**Directions for this task**
Repeat exactly each line of the data provided below.

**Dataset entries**

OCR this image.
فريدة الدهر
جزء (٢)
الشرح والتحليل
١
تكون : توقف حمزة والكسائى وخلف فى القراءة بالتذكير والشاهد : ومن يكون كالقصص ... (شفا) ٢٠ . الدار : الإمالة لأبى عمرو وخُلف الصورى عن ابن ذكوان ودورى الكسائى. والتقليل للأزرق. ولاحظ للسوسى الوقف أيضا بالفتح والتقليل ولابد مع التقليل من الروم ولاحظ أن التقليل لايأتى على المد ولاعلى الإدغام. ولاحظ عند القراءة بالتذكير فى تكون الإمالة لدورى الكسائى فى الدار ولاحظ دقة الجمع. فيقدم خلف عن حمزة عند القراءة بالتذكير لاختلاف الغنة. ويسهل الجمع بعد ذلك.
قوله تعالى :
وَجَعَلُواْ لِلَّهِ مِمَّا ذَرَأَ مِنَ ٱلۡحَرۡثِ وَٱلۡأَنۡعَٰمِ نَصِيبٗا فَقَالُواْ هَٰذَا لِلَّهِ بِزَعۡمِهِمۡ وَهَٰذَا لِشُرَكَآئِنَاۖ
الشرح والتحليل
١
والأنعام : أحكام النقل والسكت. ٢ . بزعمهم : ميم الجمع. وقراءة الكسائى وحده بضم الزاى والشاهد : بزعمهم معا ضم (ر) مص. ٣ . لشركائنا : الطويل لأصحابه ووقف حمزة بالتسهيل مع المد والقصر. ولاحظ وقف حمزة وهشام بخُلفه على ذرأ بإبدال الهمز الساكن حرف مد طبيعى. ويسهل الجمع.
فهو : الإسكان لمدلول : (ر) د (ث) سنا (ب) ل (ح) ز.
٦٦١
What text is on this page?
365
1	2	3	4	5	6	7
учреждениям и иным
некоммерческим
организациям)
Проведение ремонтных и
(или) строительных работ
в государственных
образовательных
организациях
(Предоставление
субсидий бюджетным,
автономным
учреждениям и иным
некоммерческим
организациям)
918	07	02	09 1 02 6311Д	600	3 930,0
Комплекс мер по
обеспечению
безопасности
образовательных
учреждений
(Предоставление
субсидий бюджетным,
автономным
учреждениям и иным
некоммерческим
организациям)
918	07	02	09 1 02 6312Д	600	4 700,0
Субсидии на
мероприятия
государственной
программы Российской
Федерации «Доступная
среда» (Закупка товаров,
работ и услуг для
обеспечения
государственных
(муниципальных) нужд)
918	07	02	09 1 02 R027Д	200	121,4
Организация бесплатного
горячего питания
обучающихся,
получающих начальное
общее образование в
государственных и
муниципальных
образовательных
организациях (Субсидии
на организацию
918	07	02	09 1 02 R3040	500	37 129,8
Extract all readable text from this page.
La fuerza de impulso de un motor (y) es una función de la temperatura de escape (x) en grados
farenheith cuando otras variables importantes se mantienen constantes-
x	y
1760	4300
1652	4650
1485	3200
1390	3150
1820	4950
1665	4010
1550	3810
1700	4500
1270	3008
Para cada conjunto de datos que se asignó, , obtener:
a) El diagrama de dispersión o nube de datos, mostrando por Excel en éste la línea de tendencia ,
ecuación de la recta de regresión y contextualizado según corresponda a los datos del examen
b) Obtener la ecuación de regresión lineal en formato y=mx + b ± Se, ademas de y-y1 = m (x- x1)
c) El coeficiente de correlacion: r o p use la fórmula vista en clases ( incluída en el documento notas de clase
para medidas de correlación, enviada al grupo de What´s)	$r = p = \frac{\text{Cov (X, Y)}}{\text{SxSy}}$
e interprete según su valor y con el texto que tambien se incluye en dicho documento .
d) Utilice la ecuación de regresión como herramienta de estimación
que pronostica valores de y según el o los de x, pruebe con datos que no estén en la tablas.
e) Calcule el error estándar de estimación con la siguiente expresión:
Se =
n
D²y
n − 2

**Task answer**
OCR this image.
فريدة الدهر
جزء (٢)
الشرح والتحليل
١
تكون : توقف حمزة والكسائى وخلف فى القراءة بالتذكير والشاهد : ومن يكون كالقصص ... (شفا) ٢٠ . الدار : الإمالة لأبى عمرو وخُلف الصورى عن ابن ذكوان ودورى الكسائى. والتقليل للأزرق. ولاحظ للسوسى الوقف أيضا بالفتح والتقليل ولابد مع التقليل من الروم ولاحظ أن التقليل لايأتى على المد ولاعلى الإدغام. ولاحظ عند القراءة بالتذكير فى تكون الإمالة لدورى الكسائى فى الدار ولاحظ دقة الجمع. فيقدم خلف عن حمزة عند القراءة بالتذكير لاختلاف الغنة. ويسهل الجمع بعد ذلك.
قوله تعالى :
وَجَعَلُواْ لِلَّهِ مِمَّا ذَرَأَ مِنَ ٱلۡحَرۡثِ وَٱلۡأَنۡعَٰمِ نَصِيبٗا فَقَالُواْ هَٰذَا لِلَّهِ بِزَعۡمِهِمۡ وَهَٰذَا لِشُرَكَآئِنَاۖ
الشرح والتحليل
١
والأنعام : أحكام النقل والسكت. ٢ . بزعمهم : ميم الجمع. وقراءة الكسائى وحده بضم الزاى والشاهد : بزعمهم معا ضم (ر) مص. ٣ . لشركائنا : الطويل لأصحابه ووقف حمزة بالتسهيل مع المد والقصر. ولاحظ وقف حمزة وهشام بخُلفه على ذرأ بإبدال الهمز الساكن حرف مد طبيعى. ويسهل الجمع.
فهو : الإسكان لمدلول : (ر) د (ث) سنا (ب) ل (ح) ز.
٦٦١
What text is on this page?
365
1	2	3	4	5	6	7
учреждениям и иным
некоммерческим
организациям)
Проведение ремонтных и
(или) строительных работ
в государственных
образовательных
организациях
(Предоставление
субсидий бюджетным,
автономным
учреждениям и иным
некоммерческим
организациям)
918	07	02	09 1 02 6311Д	600	3 930,0
Комплекс мер по
обеспечению
безопасности
образовательных
учреждений
(Предоставление
субсидий бюджетным,
автономным
учреждениям и иным
некоммерческим
организациям)
918	07	02	09 1 02 6312Д	600	4 700,0
Субсидии на
мероприятия
государственной
программы Российской
Федерации «Доступная
среда» (Закупка товаров,
работ и услуг для
обеспечения
государственных
(муниципальных) нужд)
918	07	02	09 1 02 R027Д	200	121,4
Организация бесплатного
горячего питания
обучающихся,
получающих начальное
общее образование в
государственных и
муниципальных
образовательных
организациях (Субсидии
на организацию
918	07	02	09 1 02 R3040	500	37 129,8
Extract all readable text from this page.
La fuerza de impulso de un motor (y) es una función de la temperatura de escape (x) en grados
farenheith cuando otras variables importantes se mantienen constantes-
x	y
1760	4300
1652	4650
1485	3200
1390	3150
1820	4950
1665	4010
1550	3810
1700	4500
1270	3008
Para cada conjunto de datos que se asignó, , obtener:
a) El diagrama de dispersión o nube de datos, mostrando por Excel en éste la línea de tendencia ,
ecuación de la recta de regresión y contextualizado según corresponda a los datos del examen
b) Obtener la ecuación de regresión lineal en formato y=mx + b ± Se, ademas de y-y1 = m (x- x1)
c) El coeficiente de correlacion: r o p use la fórmula vista en clases ( incluída en el documento notas de clase
para medidas de correlación, enviada al grupo de What´s)	$r = p = \frac{\text{Cov (X, Y)}}{\text{SxSy}}$
e interprete según su valor y con el texto que tambien se incluye en dicho documento .
d) Utilice la ecuación de regresión como herramienta de estimación
que pronostica valores de y según el o los de x, pruebe con datos que no estén en la tablas.
e) Calcule el error estándar de estimación con la siguiente expresión:
Se =
n
D²y
n − 2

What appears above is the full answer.